[Source data]

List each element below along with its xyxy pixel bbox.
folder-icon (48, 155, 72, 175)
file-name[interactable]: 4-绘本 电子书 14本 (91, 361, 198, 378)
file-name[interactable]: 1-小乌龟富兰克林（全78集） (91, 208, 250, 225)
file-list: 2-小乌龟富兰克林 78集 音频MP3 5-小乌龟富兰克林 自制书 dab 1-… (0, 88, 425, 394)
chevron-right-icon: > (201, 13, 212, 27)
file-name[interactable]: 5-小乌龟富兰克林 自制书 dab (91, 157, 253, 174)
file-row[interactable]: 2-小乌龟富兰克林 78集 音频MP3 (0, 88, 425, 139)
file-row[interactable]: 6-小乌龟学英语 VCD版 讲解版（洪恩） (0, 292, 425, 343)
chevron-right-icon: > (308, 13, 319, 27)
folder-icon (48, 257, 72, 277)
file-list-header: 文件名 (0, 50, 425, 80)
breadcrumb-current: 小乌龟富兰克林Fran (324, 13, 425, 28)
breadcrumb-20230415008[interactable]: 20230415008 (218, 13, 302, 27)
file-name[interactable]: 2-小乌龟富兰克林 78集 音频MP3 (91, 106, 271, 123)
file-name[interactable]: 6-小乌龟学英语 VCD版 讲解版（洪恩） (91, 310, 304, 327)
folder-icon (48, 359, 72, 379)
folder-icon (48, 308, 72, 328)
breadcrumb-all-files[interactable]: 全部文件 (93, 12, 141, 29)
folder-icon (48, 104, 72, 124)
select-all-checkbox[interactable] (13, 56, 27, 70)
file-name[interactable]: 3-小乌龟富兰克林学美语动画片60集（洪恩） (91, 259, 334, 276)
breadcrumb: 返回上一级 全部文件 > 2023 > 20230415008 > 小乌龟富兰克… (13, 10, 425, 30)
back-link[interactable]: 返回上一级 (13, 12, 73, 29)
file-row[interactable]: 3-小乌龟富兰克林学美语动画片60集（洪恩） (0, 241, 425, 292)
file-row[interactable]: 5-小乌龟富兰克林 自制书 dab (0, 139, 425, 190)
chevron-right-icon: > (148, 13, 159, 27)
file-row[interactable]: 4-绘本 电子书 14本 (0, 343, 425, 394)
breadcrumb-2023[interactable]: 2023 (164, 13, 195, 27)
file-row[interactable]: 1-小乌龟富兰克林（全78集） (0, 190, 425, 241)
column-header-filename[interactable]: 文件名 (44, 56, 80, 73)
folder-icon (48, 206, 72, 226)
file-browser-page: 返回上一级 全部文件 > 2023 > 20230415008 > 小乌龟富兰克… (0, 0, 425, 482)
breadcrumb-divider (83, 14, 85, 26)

■ **Task to carry out**:
Which lines in the source data contain the string "icon"? Show each of them in full, treating uppercase and lowercase as different.

■ **Result of the exercise**:
folder-icon (48, 155, 72, 175)
chevron-right-icon: > (201, 13, 212, 27)
chevron-right-icon: > (308, 13, 319, 27)
folder-icon (48, 257, 72, 277)
folder-icon (48, 359, 72, 379)
folder-icon (48, 308, 72, 328)
folder-icon (48, 104, 72, 124)
chevron-right-icon: > (148, 13, 159, 27)
folder-icon (48, 206, 72, 226)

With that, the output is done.